EXERCISE OBJECTIVE: Repeat the records in full and exactly, omitting pictures.
....................
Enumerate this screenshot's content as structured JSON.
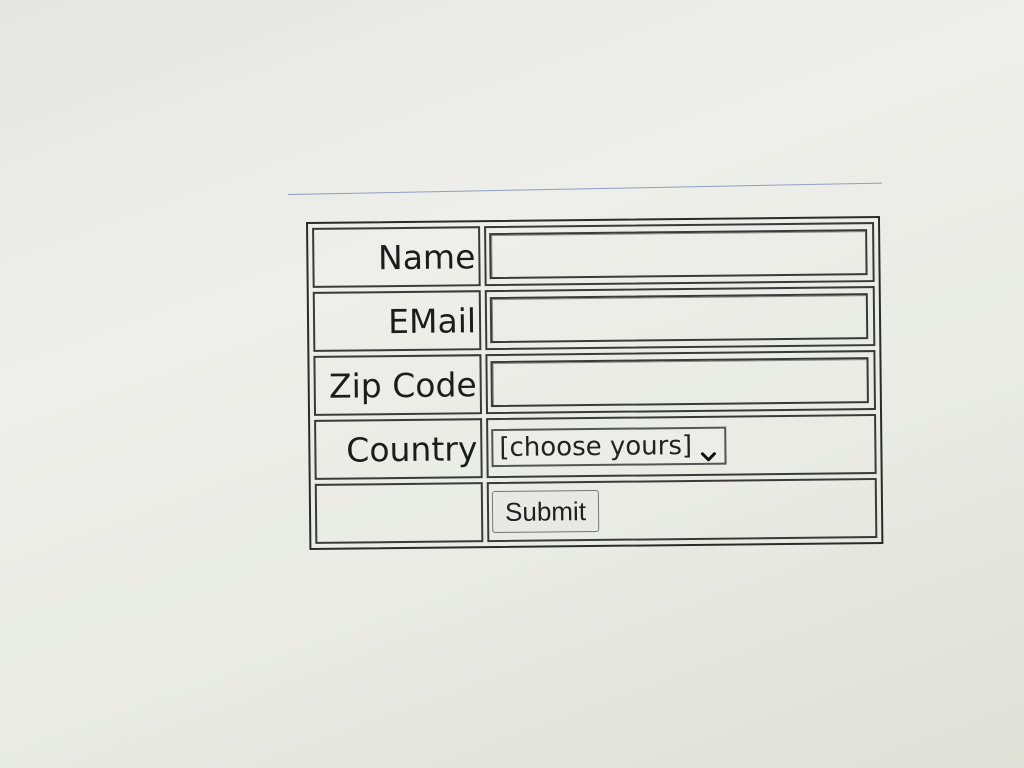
{
  "form": {
    "name_label": "Name",
    "name_value": "",
    "email_label": "EMail",
    "email_value": "",
    "zip_label": "Zip Code",
    "zip_value": "",
    "country_label": "Country",
    "country_selected": "[choose yours]",
    "country_dropdown_icon": "chevron-down-icon",
    "submit_label": "Submit"
  },
  "colors": {
    "background": "#eeeeea",
    "border": "#2b2b2b",
    "rule_line": "#8fa0c4",
    "text": "#1c1c1c"
  }
}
....................
TASK RESPONSE:
Enumerate this screenshot's content as structured JSON.
{
  "form": {
    "name_label": "Name",
    "name_value": "",
    "email_label": "EMail",
    "email_value": "",
    "zip_label": "Zip Code",
    "zip_value": "",
    "country_label": "Country",
    "country_selected": "[choose yours]",
    "country_dropdown_icon": "chevron-down-icon",
    "submit_label": "Submit"
  },
  "colors": {
    "background": "#eeeeea",
    "border": "#2b2b2b",
    "rule_line": "#8fa0c4",
    "text": "#1c1c1c"
  }
}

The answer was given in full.